Provided entries =>
[BEGIN]

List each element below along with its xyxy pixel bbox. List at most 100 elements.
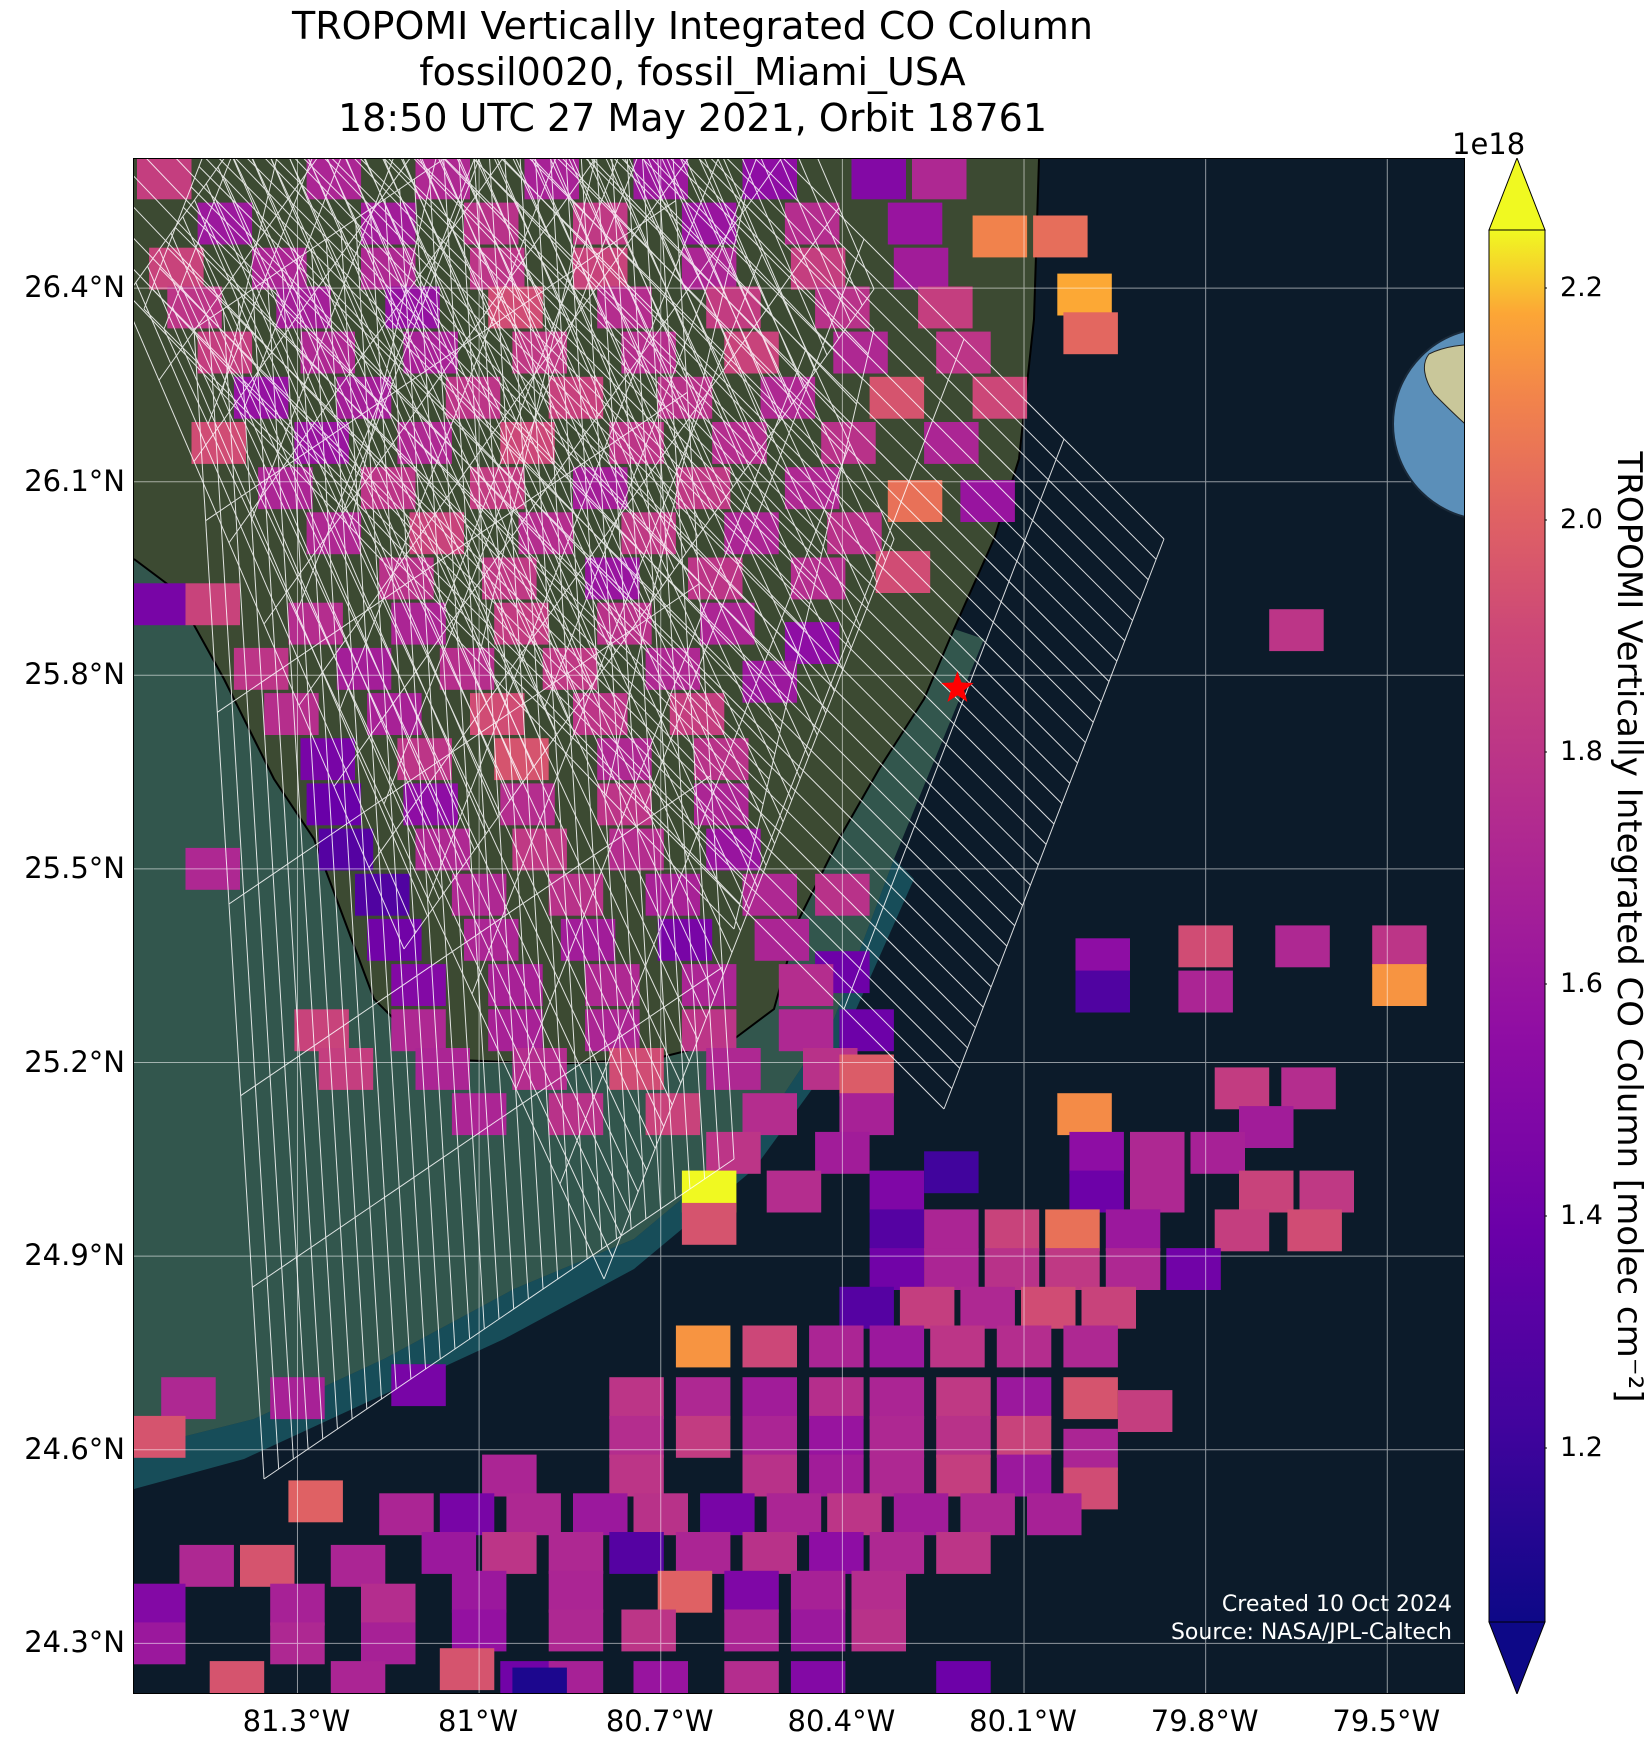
co-pixel <box>1057 1093 1112 1136</box>
co-pixel <box>984 1209 1040 1252</box>
footprint-line <box>603 538 895 1280</box>
colorbar-extend-top <box>1488 158 1546 231</box>
footprint-line <box>643 159 861 627</box>
created-credit: Created 10 Oct 2024 <box>1221 1592 1452 1617</box>
co-pixel <box>134 1415 186 1458</box>
co-pixel <box>1045 1248 1100 1290</box>
co-pixel <box>573 1493 628 1536</box>
co-pixel <box>766 1170 822 1213</box>
footprint-line <box>349 159 437 528</box>
footprint-line <box>605 194 747 796</box>
co-pixel <box>488 964 543 1006</box>
co-pixel <box>1117 1390 1173 1432</box>
co-pixel <box>742 1454 797 1497</box>
co-pixel <box>1281 1067 1336 1110</box>
co-pixel <box>851 159 906 200</box>
co-pixel <box>1105 1248 1161 1290</box>
lon-tick-label: 81°W <box>438 1704 519 1738</box>
co-pixel <box>984 1248 1040 1290</box>
co-pixel <box>318 828 374 871</box>
footprint-line <box>134 300 735 930</box>
lat-tick-label: 26.4°N <box>24 270 125 305</box>
co-pixel <box>609 422 664 464</box>
lat-tick-label: 24.6°N <box>24 1431 125 1466</box>
lat-tick-label: 25.8°N <box>24 657 125 692</box>
colorbar-tick-label: 1.6 <box>1560 968 1603 999</box>
co-pixel <box>839 1286 894 1329</box>
co-pixel <box>657 1570 713 1613</box>
co-pixel <box>869 1248 925 1290</box>
co-pixel <box>209 1661 265 1693</box>
footprint-line <box>158 159 318 381</box>
map-panel[interactable] <box>133 158 1465 1694</box>
co-pixel <box>506 1493 561 1536</box>
footprint-line <box>134 237 747 880</box>
footprint-line <box>698 159 886 561</box>
footprint-line <box>783 159 1165 540</box>
co-pixel <box>675 1325 731 1368</box>
co-pixel <box>179 1544 234 1587</box>
lon-tick-label: 79.5°W <box>1332 1704 1441 1738</box>
lon-tick-label: 79.8°W <box>1150 1704 1259 1738</box>
graticule <box>134 159 1464 1693</box>
lat-tick-label: 25.5°N <box>24 850 125 885</box>
footprint-line <box>779 159 851 323</box>
footprint-line <box>643 238 865 810</box>
co-pixel <box>482 1532 537 1574</box>
co-pixel <box>869 1377 925 1420</box>
co-pixel <box>960 1286 1015 1329</box>
locator-globe <box>1389 324 1464 524</box>
co-pixel <box>1075 970 1130 1013</box>
footprint-line <box>146 159 764 805</box>
footprint-line <box>592 159 852 430</box>
footprint-line <box>143 159 203 310</box>
co-pixel <box>185 583 240 626</box>
co-pixel <box>851 1570 906 1613</box>
footprint-line <box>240 775 711 1097</box>
co-pixel <box>1166 1248 1221 1290</box>
co-pixel <box>784 202 840 245</box>
co-pixel <box>548 1609 604 1652</box>
co-pixel <box>161 1377 216 1420</box>
co-pixel <box>1021 1286 1076 1329</box>
title-line-1: TROPOMI Vertically Integrated CO Column <box>292 4 1093 48</box>
co-pixel <box>1130 1131 1185 1174</box>
footprint-line <box>324 159 799 655</box>
co-pixel <box>548 1570 604 1613</box>
footprint-line <box>354 159 805 630</box>
footprint-line <box>543 159 757 710</box>
footprint-line <box>263 1158 735 1480</box>
footprint-grid <box>134 159 1165 1480</box>
co-pixel <box>706 1048 761 1090</box>
colorbar-tick-label: 1.4 <box>1560 1200 1603 1231</box>
co-pixel <box>742 1532 797 1574</box>
co-pixel <box>1130 1170 1185 1213</box>
co-pixel <box>827 1493 882 1536</box>
co-pixel <box>134 1583 186 1626</box>
footprint-line <box>384 159 811 605</box>
co-pixel <box>512 1667 567 1693</box>
co-pixel <box>700 1493 755 1536</box>
title-line-2: fossil0020, fossil_Miami_USA <box>419 50 966 94</box>
co-pixel <box>724 1570 779 1613</box>
co-pixel <box>379 557 434 600</box>
co-pixel <box>809 1325 864 1368</box>
footprint-line <box>217 391 688 713</box>
footprint-line <box>717 159 895 540</box>
co-pixel <box>415 1048 470 1090</box>
footprint-line <box>134 269 741 905</box>
co-pixel <box>391 1009 446 1052</box>
co-pixel <box>621 1609 676 1652</box>
colorbar-label: TROPOMI Vertically Integrated CO Column … <box>1609 451 1647 1403</box>
footprint-line <box>252 966 723 1288</box>
co-pixel <box>1045 1209 1100 1252</box>
co-pixel <box>403 783 458 826</box>
co-pixel <box>1027 1493 1082 1536</box>
co-pixel <box>809 1532 864 1574</box>
footprint-line <box>403 288 875 950</box>
footprint-line <box>817 159 875 290</box>
footprint-line <box>265 159 787 705</box>
co-pixel <box>936 1415 991 1458</box>
co-pixel <box>893 247 949 290</box>
co-pixel <box>1214 1209 1270 1252</box>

[END]

Given exercise => Reproduce the listing above word for word, omitting the picture.

Answer below =>
List each element below along with its xyxy pixel bbox. List at most 100 elements.
co-pixel <box>1057 1093 1112 1136</box>
co-pixel <box>984 1209 1040 1252</box>
footprint-line <box>603 538 895 1280</box>
colorbar-extend-top <box>1488 158 1546 231</box>
footprint-line <box>643 159 861 627</box>
created-credit: Created 10 Oct 2024 <box>1221 1592 1452 1617</box>
co-pixel <box>134 1415 186 1458</box>
co-pixel <box>1045 1248 1100 1290</box>
co-pixel <box>573 1493 628 1536</box>
co-pixel <box>766 1170 822 1213</box>
footprint-line <box>349 159 437 528</box>
footprint-line <box>605 194 747 796</box>
co-pixel <box>488 964 543 1006</box>
co-pixel <box>1117 1390 1173 1432</box>
co-pixel <box>742 1454 797 1497</box>
co-pixel <box>1281 1067 1336 1110</box>
co-pixel <box>851 159 906 200</box>
co-pixel <box>1105 1248 1161 1290</box>
lon-tick-label: 81°W <box>438 1704 519 1738</box>
co-pixel <box>984 1248 1040 1290</box>
co-pixel <box>318 828 374 871</box>
footprint-line <box>134 300 735 930</box>
lat-tick-label: 26.4°N <box>24 270 125 305</box>
co-pixel <box>609 422 664 464</box>
lat-tick-label: 24.6°N <box>24 1431 125 1466</box>
lat-tick-label: 25.8°N <box>24 657 125 692</box>
colorbar-tick-label: 1.6 <box>1560 968 1603 999</box>
co-pixel <box>839 1286 894 1329</box>
co-pixel <box>657 1570 713 1613</box>
co-pixel <box>869 1248 925 1290</box>
co-pixel <box>209 1661 265 1693</box>
footprint-line <box>158 159 318 381</box>
map-panel[interactable] <box>133 158 1465 1694</box>
co-pixel <box>506 1493 561 1536</box>
footprint-line <box>134 237 747 880</box>
footprint-line <box>698 159 886 561</box>
footprint-line <box>783 159 1165 540</box>
co-pixel <box>675 1325 731 1368</box>
co-pixel <box>179 1544 234 1587</box>
lon-tick-label: 79.5°W <box>1332 1704 1441 1738</box>
lon-tick-label: 79.8°W <box>1150 1704 1259 1738</box>
graticule <box>134 159 1464 1693</box>
lat-tick-label: 25.5°N <box>24 850 125 885</box>
footprint-line <box>779 159 851 323</box>
footprint-line <box>643 238 865 810</box>
co-pixel <box>482 1532 537 1574</box>
co-pixel <box>869 1377 925 1420</box>
co-pixel <box>960 1286 1015 1329</box>
locator-globe <box>1389 324 1464 524</box>
co-pixel <box>1075 970 1130 1013</box>
footprint-line <box>146 159 764 805</box>
footprint-line <box>592 159 852 430</box>
footprint-line <box>143 159 203 310</box>
co-pixel <box>185 583 240 626</box>
co-pixel <box>851 1570 906 1613</box>
footprint-line <box>240 775 711 1097</box>
co-pixel <box>1166 1248 1221 1290</box>
co-pixel <box>784 202 840 245</box>
co-pixel <box>548 1609 604 1652</box>
co-pixel <box>161 1377 216 1420</box>
co-pixel <box>1021 1286 1076 1329</box>
title-line-1: TROPOMI Vertically Integrated CO Column <box>292 4 1093 48</box>
co-pixel <box>1130 1131 1185 1174</box>
footprint-line <box>324 159 799 655</box>
co-pixel <box>548 1570 604 1613</box>
footprint-line <box>354 159 805 630</box>
footprint-line <box>543 159 757 710</box>
footprint-line <box>263 1158 735 1480</box>
footprint-grid <box>134 159 1165 1480</box>
co-pixel <box>706 1048 761 1090</box>
colorbar-tick-label: 1.4 <box>1560 1200 1603 1231</box>
co-pixel <box>742 1532 797 1574</box>
co-pixel <box>1130 1170 1185 1213</box>
co-pixel <box>827 1493 882 1536</box>
co-pixel <box>134 1583 186 1626</box>
footprint-line <box>384 159 811 605</box>
co-pixel <box>512 1667 567 1693</box>
co-pixel <box>700 1493 755 1536</box>
title-line-2: fossil0020, fossil_Miami_USA <box>419 50 966 94</box>
co-pixel <box>724 1570 779 1613</box>
co-pixel <box>379 557 434 600</box>
co-pixel <box>809 1325 864 1368</box>
footprint-line <box>217 391 688 713</box>
footprint-line <box>717 159 895 540</box>
co-pixel <box>415 1048 470 1090</box>
footprint-line <box>134 269 741 905</box>
co-pixel <box>391 1009 446 1052</box>
co-pixel <box>621 1609 676 1652</box>
colorbar-label: TROPOMI Vertically Integrated CO Column … <box>1609 451 1647 1403</box>
footprint-line <box>252 966 723 1288</box>
co-pixel <box>1045 1209 1100 1252</box>
co-pixel <box>403 783 458 826</box>
co-pixel <box>1027 1493 1082 1536</box>
co-pixel <box>809 1532 864 1574</box>
footprint-line <box>403 288 875 950</box>
footprint-line <box>817 159 875 290</box>
footprint-line <box>265 159 787 705</box>
co-pixel <box>936 1415 991 1458</box>
co-pixel <box>893 247 949 290</box>
co-pixel <box>1214 1209 1270 1252</box>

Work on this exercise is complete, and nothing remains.